> _Supplied records_:

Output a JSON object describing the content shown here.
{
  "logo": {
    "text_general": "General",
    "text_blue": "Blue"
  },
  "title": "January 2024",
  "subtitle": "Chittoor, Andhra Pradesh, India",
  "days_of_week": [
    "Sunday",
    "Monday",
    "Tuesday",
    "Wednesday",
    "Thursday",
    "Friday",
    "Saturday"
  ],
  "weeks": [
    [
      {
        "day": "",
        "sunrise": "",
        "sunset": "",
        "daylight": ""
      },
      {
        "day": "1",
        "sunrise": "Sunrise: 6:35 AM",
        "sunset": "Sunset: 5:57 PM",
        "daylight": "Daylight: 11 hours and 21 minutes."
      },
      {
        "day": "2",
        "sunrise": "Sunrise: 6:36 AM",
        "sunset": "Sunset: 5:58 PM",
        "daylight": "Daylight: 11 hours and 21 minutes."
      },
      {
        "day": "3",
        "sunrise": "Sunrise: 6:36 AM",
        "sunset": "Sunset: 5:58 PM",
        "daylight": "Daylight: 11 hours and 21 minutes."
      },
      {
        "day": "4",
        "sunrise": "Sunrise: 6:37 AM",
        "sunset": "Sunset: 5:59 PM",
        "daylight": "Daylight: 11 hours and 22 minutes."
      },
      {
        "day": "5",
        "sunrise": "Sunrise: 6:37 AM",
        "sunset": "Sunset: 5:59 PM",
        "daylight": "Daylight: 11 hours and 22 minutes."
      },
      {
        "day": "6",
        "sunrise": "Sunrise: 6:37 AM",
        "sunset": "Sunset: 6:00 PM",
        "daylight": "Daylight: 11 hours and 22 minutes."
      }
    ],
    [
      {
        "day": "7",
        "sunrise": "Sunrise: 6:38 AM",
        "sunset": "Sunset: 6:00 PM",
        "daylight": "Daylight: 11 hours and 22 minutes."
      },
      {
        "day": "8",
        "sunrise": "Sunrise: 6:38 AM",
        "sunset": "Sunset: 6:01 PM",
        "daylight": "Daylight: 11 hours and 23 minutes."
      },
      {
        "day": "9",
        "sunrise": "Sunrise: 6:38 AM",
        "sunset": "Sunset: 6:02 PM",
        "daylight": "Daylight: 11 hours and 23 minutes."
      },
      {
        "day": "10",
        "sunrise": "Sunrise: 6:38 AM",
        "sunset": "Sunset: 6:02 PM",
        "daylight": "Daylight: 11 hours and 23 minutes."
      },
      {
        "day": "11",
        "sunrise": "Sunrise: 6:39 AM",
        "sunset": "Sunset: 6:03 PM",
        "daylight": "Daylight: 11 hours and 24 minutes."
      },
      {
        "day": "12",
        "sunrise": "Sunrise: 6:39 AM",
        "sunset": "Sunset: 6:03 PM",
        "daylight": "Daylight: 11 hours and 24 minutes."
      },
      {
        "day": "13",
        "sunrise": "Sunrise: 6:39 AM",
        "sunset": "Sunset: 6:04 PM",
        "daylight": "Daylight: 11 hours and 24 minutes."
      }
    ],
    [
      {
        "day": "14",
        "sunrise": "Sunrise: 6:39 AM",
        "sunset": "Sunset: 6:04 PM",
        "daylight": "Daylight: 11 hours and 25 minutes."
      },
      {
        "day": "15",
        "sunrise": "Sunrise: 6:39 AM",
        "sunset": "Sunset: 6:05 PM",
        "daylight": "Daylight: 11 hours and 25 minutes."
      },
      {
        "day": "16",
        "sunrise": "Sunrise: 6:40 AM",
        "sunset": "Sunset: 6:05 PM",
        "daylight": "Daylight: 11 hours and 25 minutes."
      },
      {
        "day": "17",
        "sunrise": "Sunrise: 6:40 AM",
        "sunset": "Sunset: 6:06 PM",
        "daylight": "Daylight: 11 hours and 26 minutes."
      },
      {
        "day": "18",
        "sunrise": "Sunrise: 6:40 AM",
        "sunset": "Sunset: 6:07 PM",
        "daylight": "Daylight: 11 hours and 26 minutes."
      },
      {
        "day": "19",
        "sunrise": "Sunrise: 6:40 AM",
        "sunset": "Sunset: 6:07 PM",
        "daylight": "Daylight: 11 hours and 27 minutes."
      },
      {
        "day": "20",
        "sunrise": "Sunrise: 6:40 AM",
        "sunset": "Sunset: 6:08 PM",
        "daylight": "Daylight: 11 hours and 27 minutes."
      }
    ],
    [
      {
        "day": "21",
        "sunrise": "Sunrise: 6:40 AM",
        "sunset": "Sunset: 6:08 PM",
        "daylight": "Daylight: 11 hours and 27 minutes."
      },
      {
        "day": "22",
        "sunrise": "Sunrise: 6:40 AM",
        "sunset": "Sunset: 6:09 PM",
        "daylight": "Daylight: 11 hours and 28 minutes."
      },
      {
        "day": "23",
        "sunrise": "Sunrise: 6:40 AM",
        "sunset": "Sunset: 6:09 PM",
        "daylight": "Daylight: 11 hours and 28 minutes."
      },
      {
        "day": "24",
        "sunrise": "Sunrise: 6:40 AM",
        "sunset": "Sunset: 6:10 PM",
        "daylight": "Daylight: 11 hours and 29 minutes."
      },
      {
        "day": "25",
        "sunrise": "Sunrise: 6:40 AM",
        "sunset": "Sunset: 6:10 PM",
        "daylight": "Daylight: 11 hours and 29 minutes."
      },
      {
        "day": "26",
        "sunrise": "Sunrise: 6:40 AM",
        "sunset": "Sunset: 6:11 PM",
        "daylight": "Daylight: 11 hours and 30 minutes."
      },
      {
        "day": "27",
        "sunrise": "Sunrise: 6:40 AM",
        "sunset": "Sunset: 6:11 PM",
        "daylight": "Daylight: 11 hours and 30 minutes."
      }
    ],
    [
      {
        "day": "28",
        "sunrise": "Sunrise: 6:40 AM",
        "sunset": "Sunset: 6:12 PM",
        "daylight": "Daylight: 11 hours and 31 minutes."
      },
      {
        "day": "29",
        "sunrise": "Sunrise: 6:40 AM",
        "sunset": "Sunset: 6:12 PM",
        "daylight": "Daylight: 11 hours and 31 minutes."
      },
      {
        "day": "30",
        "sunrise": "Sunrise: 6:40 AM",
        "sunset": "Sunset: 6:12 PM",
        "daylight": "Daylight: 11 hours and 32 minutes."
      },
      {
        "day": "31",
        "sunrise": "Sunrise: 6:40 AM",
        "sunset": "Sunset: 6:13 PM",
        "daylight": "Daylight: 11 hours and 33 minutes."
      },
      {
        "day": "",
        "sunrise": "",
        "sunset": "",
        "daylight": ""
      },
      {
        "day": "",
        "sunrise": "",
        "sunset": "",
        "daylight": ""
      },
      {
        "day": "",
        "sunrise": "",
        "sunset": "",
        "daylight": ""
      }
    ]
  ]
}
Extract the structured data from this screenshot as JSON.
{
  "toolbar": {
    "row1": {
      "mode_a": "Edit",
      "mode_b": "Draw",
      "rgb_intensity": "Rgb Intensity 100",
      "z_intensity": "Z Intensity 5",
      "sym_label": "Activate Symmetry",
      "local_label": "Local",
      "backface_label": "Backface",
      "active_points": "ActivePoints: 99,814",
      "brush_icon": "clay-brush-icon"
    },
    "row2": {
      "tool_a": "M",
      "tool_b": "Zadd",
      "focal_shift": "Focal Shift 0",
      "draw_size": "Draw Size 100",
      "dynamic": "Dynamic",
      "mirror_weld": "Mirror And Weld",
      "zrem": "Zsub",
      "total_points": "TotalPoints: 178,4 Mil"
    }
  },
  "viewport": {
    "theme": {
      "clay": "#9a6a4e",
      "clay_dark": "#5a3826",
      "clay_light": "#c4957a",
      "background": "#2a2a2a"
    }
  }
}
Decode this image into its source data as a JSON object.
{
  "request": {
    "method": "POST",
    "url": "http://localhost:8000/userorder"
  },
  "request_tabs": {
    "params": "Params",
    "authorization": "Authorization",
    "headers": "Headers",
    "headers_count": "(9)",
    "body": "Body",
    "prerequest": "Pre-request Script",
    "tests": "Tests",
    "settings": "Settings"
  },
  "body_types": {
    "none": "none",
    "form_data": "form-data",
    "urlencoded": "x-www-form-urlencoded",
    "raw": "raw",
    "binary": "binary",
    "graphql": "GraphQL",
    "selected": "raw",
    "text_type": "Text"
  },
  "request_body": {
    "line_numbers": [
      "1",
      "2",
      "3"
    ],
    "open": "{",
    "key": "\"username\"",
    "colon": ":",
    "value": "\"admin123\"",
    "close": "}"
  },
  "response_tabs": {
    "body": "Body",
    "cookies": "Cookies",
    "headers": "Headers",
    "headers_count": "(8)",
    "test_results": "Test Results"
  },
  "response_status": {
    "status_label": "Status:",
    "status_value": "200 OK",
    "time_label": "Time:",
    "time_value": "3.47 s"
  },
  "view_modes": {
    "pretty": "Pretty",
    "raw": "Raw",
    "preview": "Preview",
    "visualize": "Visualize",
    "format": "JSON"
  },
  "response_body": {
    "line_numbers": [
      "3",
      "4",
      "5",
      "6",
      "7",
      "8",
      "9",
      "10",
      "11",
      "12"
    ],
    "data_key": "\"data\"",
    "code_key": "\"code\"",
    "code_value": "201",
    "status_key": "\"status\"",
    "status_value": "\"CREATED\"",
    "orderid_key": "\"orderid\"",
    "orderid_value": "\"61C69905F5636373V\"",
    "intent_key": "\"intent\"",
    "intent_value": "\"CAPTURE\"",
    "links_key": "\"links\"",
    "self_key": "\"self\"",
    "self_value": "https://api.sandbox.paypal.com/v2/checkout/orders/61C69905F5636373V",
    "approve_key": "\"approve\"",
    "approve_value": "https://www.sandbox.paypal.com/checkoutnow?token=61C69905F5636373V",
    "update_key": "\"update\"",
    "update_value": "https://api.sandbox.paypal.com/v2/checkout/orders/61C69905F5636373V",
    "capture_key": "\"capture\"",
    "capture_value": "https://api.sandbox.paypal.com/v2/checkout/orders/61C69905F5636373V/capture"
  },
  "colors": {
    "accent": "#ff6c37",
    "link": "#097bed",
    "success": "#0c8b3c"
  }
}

> _Work required_: The answer is a single number: how many lines include the word "this"?

> _Finished exercise_: 2